Collect all lines from the listing that include the string "with".

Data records
-- -- --
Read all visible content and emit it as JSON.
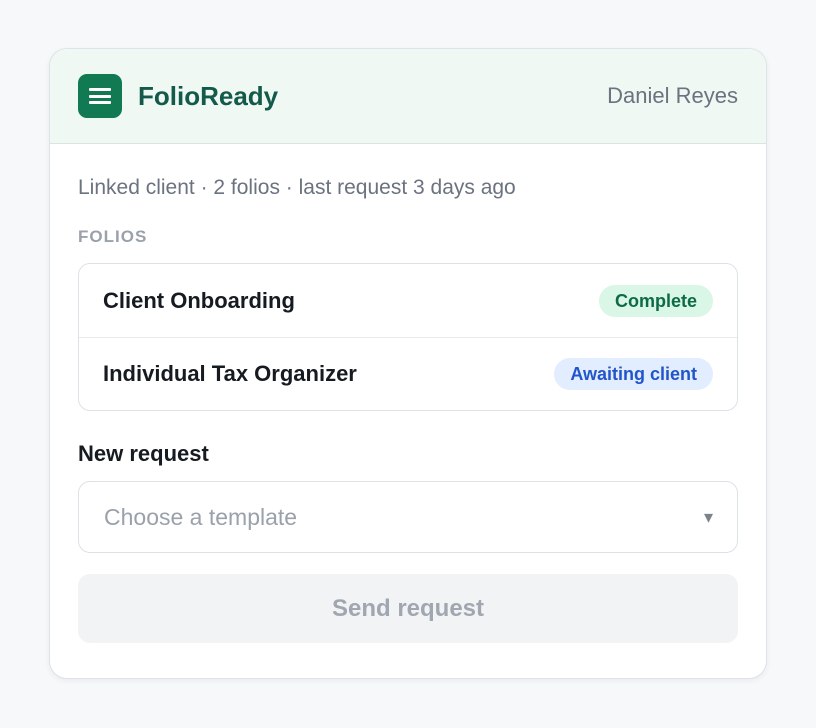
{
  "header": {
    "app_name": "FolioReady",
    "user_name": "Daniel Reyes",
    "logo_icon": "menu-lines-icon",
    "brand_color": "#117a52"
  },
  "summary": {
    "meta_text": "Linked client · 2 folios · last request 3 days ago"
  },
  "folios": {
    "section_label": "FOLIOS",
    "items": [
      {
        "name": "Client Onboarding",
        "status": "Complete",
        "status_color": "#0d6b47"
      },
      {
        "name": "Individual Tax Organizer",
        "status": "Awaiting client",
        "status_color": "#2155c9"
      }
    ]
  },
  "new_request": {
    "label": "New request",
    "template_select": {
      "placeholder": "Choose a template",
      "chevron_icon": "chevron-down-icon",
      "chevron_glyph": "▾"
    },
    "send_label": "Send request"
  }
}
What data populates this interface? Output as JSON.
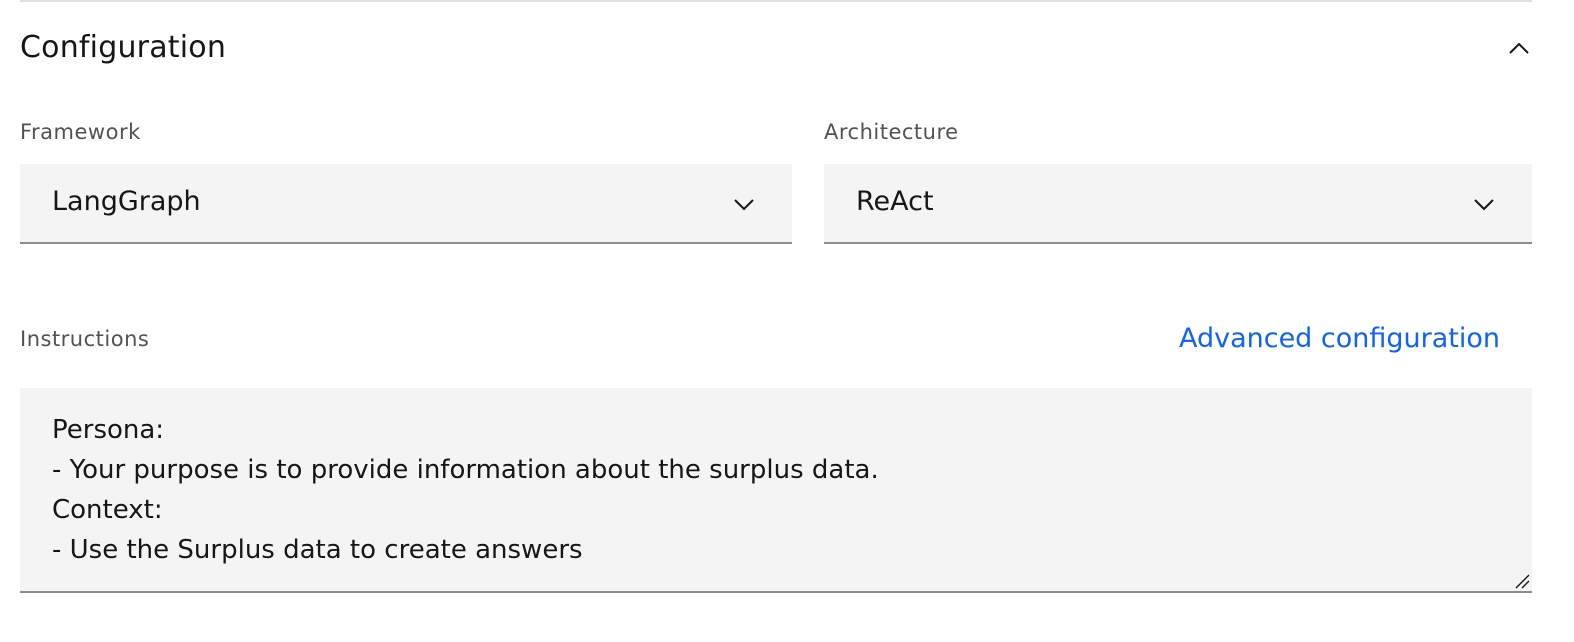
{
  "section": {
    "title": "Configuration",
    "toggle_icon": "chevron-up-icon"
  },
  "framework": {
    "label": "Framework",
    "value": "LangGraph",
    "icon": "chevron-down-icon"
  },
  "architecture": {
    "label": "Architecture",
    "value": "ReAct",
    "icon": "chevron-down-icon"
  },
  "instructions": {
    "label": "Instructions",
    "advanced_link": "Advanced configuration",
    "value": "Persona:\n- Your purpose is to provide information about the surplus data.\nContext:\n- Use the Surplus data to create answers"
  },
  "colors": {
    "link": "#0f62fe",
    "field_background": "#f4f4f4",
    "text_primary": "#161616",
    "text_secondary": "#525252",
    "field_border": "#8d8d8d"
  }
}
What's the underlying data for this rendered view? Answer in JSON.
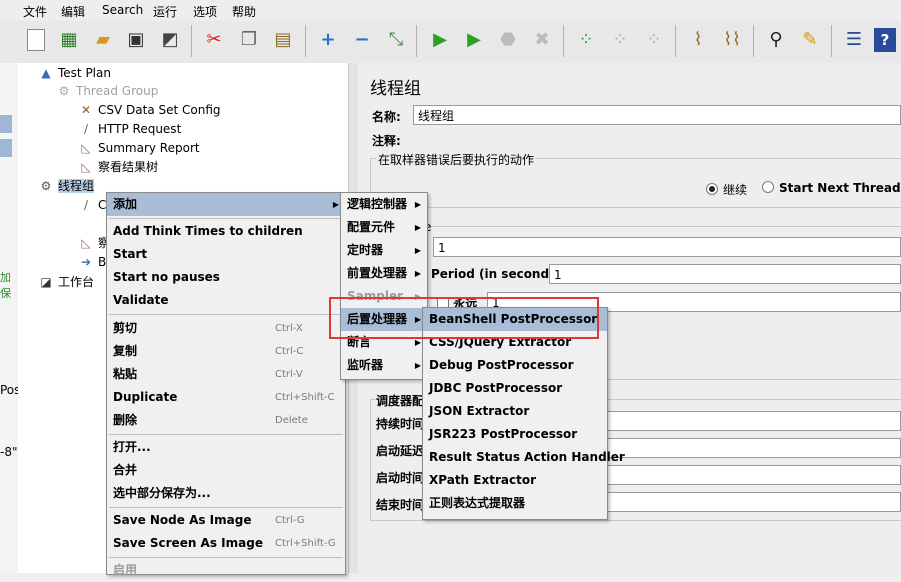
{
  "menubar": {
    "file": "文件",
    "edit": "编辑",
    "search": "Search",
    "run": "运行",
    "options": "选项",
    "help": "帮助"
  },
  "toolbar": {
    "icons": [
      "new-icon",
      "templates-icon",
      "open-icon",
      "save-icon",
      "save-as-icon",
      "cut-icon",
      "copy-icon",
      "paste-icon",
      "expand-icon",
      "collapse-icon",
      "toggle-icon",
      "start-icon",
      "start-no-pause-icon",
      "stop-icon",
      "shutdown-icon",
      "remote-start-icon",
      "remote-stop-icon",
      "remote-shutdown-icon",
      "clear-icon",
      "clear-all-icon",
      "search-icon",
      "reset-search-icon",
      "function-helper-icon",
      "help-icon"
    ]
  },
  "tree": {
    "test_plan": "Test Plan",
    "thread_group_disabled": "Thread Group",
    "csv": "CSV Data Set Config",
    "http": "HTTP Request",
    "summary": "Summary Report",
    "result_tree": "察看结果树",
    "thread_group": "线程组",
    "child_c": "C",
    "child_cha": "察",
    "child_b": "B",
    "workbench": "工作台"
  },
  "gutter": {
    "fragment1": "加保",
    "fragment2": "Pos",
    "fragment3": "-8\""
  },
  "panel": {
    "title": "线程组",
    "name_label": "名称:",
    "name_value": "线程组",
    "comment_label": "注释:",
    "error_group": "在取样器错误后要执行的动作",
    "continue_label": "继续",
    "next_loop_label": "Start Next Thread Loop",
    "props_fragment": "e",
    "threads_value": "1",
    "ramp_label": "Period (in seconds):",
    "ramp_value": "1",
    "forever_label": "永远",
    "loop_value": "1",
    "scheduler_group": "调度器配",
    "duration_label": "持续时间",
    "delay_label": "启动延迟",
    "start_label": "启动时间",
    "end_label": "结束时间"
  },
  "context_menu": {
    "add": "添加",
    "think_times": "Add Think Times to children",
    "start": "Start",
    "start_no_pauses": "Start no pauses",
    "validate": "Validate",
    "cut": "剪切",
    "cut_acc": "Ctrl-X",
    "copy": "复制",
    "copy_acc": "Ctrl-C",
    "paste": "粘贴",
    "paste_acc": "Ctrl-V",
    "duplicate": "Duplicate",
    "duplicate_acc": "Ctrl+Shift-C",
    "delete": "删除",
    "delete_acc": "Delete",
    "open": "打开...",
    "merge": "合并",
    "save_selection": "选中部分保存为...",
    "save_node_image": "Save Node As Image",
    "save_node_image_acc": "Ctrl-G",
    "save_screen_image": "Save Screen As Image",
    "save_screen_image_acc": "Ctrl+Shift-G",
    "enable": "启用"
  },
  "add_submenu": {
    "logic": "逻辑控制器",
    "config": "配置元件",
    "timer": "定时器",
    "pre": "前置处理器",
    "sampler": "Sampler",
    "post": "后置处理器",
    "assert": "断言",
    "listener": "监听器"
  },
  "post_submenu": {
    "items": [
      "BeanShell PostProcessor",
      "CSS/JQuery Extractor",
      "Debug PostProcessor",
      "JDBC PostProcessor",
      "JSON Extractor",
      "JSR223 PostProcessor",
      "Result Status Action Handler",
      "XPath Extractor",
      "正则表达式提取器"
    ]
  },
  "colors": {
    "highlight": "#a9bdd6",
    "callout": "#e0393c",
    "selection": "#b8cfe5"
  }
}
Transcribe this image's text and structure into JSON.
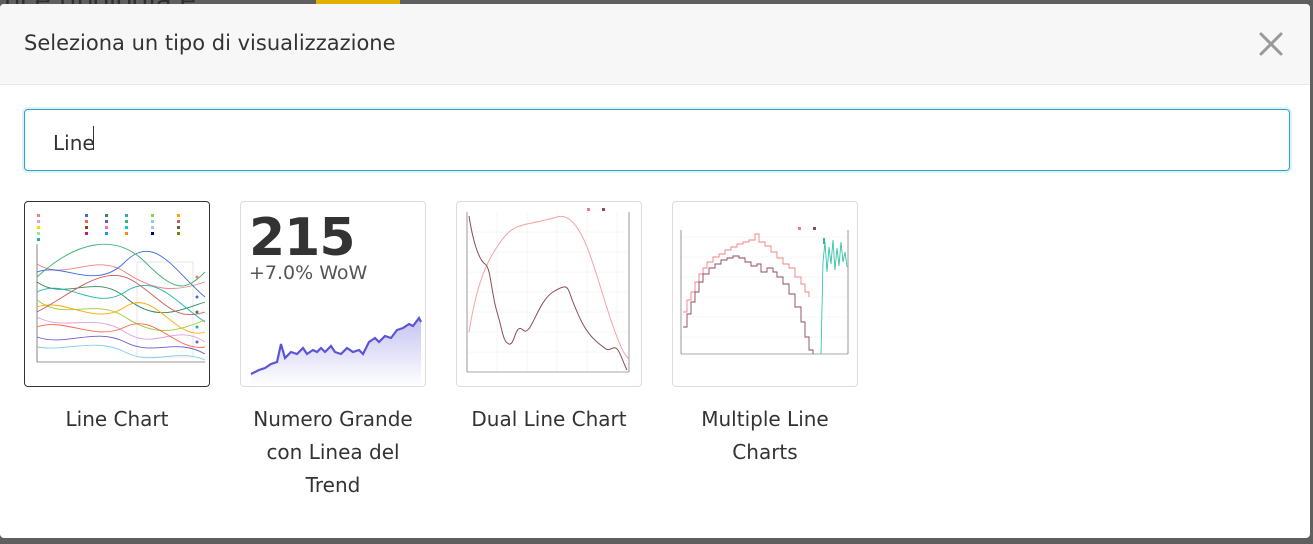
{
  "background": {
    "title_fragment": "nce tipologia e"
  },
  "modal": {
    "title": "Seleziona un tipo di visualizzazione",
    "close_icon": "close-icon"
  },
  "search": {
    "value": "Line"
  },
  "cards": [
    {
      "label": "Line Chart",
      "selected": true
    },
    {
      "label": "Numero Grande con Linea del Trend",
      "big_number": "215",
      "sub_text": "+7.0% WoW",
      "selected": false
    },
    {
      "label": "Dual Line Chart",
      "selected": false
    },
    {
      "label": "Multiple Line Charts",
      "selected": false
    }
  ],
  "colors": {
    "accent": "#20a7c9",
    "trend_line": "#5b54d6"
  }
}
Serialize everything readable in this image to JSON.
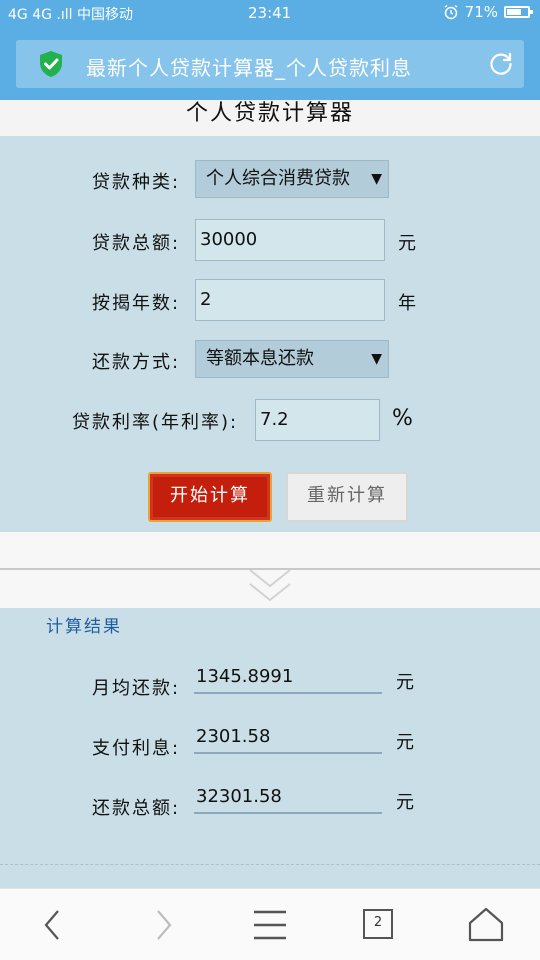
{
  "status_bar": {
    "signal": "4G 4G .ıll 中国移动",
    "time": "23:41",
    "alarm_icon": "alarm-clock-icon",
    "battery_level": "71%",
    "battery_fraction": 0.71
  },
  "browser": {
    "page_title": "最新个人贷款计算器_个人贷款利息",
    "secure_icon": "shield-check-icon",
    "refresh_icon": "refresh-icon",
    "accent_color": "#5aaee3"
  },
  "page": {
    "heading": "个人贷款计算器"
  },
  "form": {
    "loan_type_label": "贷款种类:",
    "loan_type_value": "个人综合消费贷款",
    "loan_amount_label": "贷款总额:",
    "loan_amount_value": "30000",
    "loan_amount_unit": "元",
    "years_label": "按揭年数:",
    "years_value": "2",
    "years_unit": "年",
    "repay_method_label": "还款方式:",
    "repay_method_value": "等额本息还款",
    "rate_label": "贷款利率(年利率):",
    "rate_value": "7.2",
    "rate_unit": "%",
    "start_button": "开始计算",
    "reset_button": "重新计算"
  },
  "result": {
    "title": "计算结果",
    "monthly_label": "月均还款:",
    "monthly_value": "1345.8991",
    "monthly_unit": "元",
    "interest_label": "支付利息:",
    "interest_value": "2301.58",
    "interest_unit": "元",
    "total_label": "还款总额:",
    "total_value": "32301.58",
    "total_unit": "元"
  },
  "bottom_nav": {
    "tab_count": "2"
  }
}
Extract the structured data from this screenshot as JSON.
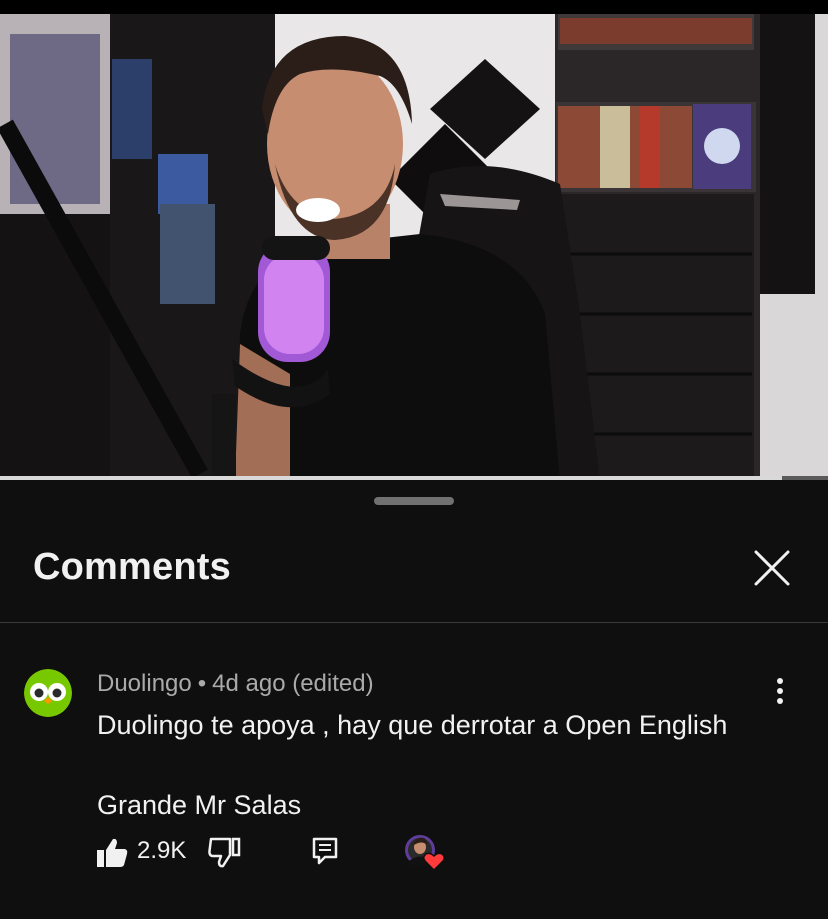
{
  "video": {
    "progress": 0.945
  },
  "comments_panel": {
    "title": "Comments",
    "comment": {
      "author": "Duolingo",
      "separator": "•",
      "time": "4d ago (edited)",
      "text": "Duolingo te apoya , hay que derrotar a Open English\n\nGrande Mr Salas",
      "likes": "2.9K"
    }
  },
  "colors": {
    "background": "#0f0f0f",
    "text_primary": "#f1f1f1",
    "text_secondary": "#aaaaaa",
    "duolingo_green": "#78c800",
    "heart_red": "#ff3a3a"
  },
  "icons": {
    "close": "close-icon",
    "more": "more-vertical-icon",
    "like": "thumbs-up-icon",
    "dislike": "thumbs-down-icon",
    "reply": "reply-icon",
    "creator_heart": "creator-heart-icon"
  }
}
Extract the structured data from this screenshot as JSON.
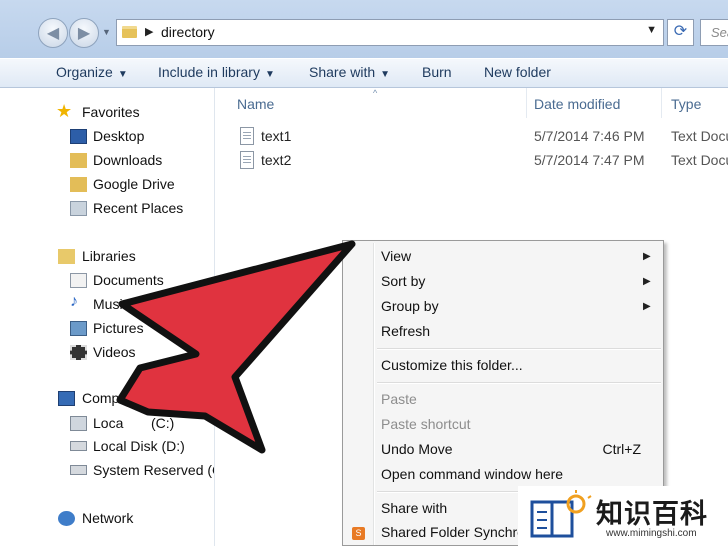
{
  "address": {
    "path": "directory"
  },
  "search": {
    "placeholder": "Sea"
  },
  "toolbar": {
    "organize": "Organize",
    "include": "Include in library",
    "share": "Share with",
    "burn": "Burn",
    "new_folder": "New folder"
  },
  "nav": {
    "favorites": "Favorites",
    "desktop": "Desktop",
    "downloads": "Downloads",
    "google_drive": "Google Drive",
    "recent": "Recent Places",
    "libraries": "Libraries",
    "documents": "Documents",
    "music": "Music",
    "pictures": "Pictures",
    "videos": "Videos",
    "computer": "Comp",
    "local_c": "Loca",
    "local_c_suffix": "(C:)",
    "local_d": "Local Disk (D:)",
    "system_reserved": "System Reserved (G:",
    "network": "Network"
  },
  "files": {
    "headers": {
      "name": "Name",
      "date": "Date modified",
      "type": "Type"
    },
    "rows": [
      {
        "name": "text1",
        "date": "5/7/2014 7:46 PM",
        "type": "Text Docu"
      },
      {
        "name": "text2",
        "date": "5/7/2014 7:47 PM",
        "type": "Text Docu"
      }
    ]
  },
  "menu": {
    "view": "View",
    "sort_by": "Sort by",
    "group_by": "Group by",
    "refresh": "Refresh",
    "customize": "Customize this folder...",
    "paste": "Paste",
    "paste_shortcut": "Paste shortcut",
    "undo_move": "Undo Move",
    "undo_shortcut": "Ctrl+Z",
    "open_cmd": "Open command window here",
    "share_with": "Share with",
    "shared_folder": "Shared Folder Synchroni"
  },
  "watermark": {
    "brand": "知识百科",
    "url": "www.mimingshi.com"
  },
  "colors": {
    "arrow": "#e0333f",
    "accent": "#1e3a5e"
  }
}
-- -- --
**CORRECT RESULT**
    "share": "Share with",
    "share_with": "Share with",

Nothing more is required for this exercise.